■ Do this ■
Take each line containing "light" and report it exactly as written.

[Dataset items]
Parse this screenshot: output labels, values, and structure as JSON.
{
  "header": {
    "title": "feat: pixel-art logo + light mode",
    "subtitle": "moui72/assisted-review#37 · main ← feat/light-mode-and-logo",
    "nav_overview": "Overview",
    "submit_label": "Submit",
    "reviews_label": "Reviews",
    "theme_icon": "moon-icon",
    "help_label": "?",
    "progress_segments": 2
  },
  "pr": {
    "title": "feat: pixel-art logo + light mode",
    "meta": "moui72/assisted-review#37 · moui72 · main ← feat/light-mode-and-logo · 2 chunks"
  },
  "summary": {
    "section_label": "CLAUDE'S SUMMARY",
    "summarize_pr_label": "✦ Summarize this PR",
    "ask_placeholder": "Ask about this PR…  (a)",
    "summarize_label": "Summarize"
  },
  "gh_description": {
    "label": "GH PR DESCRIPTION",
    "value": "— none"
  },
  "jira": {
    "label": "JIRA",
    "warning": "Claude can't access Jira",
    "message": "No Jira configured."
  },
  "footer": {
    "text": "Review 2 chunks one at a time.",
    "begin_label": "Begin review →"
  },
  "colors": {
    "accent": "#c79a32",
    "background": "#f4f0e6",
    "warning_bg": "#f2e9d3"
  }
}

■ Output of the exercise ■
    "title": "feat: pixel-art logo + light mode",
    "subtitle": "moui72/assisted-review#37 · main ← feat/light-mode-and-logo",
    "title": "feat: pixel-art logo + light mode",
    "meta": "moui72/assisted-review#37 · moui72 · main ← feat/light-mode-and-logo · 2 chunks"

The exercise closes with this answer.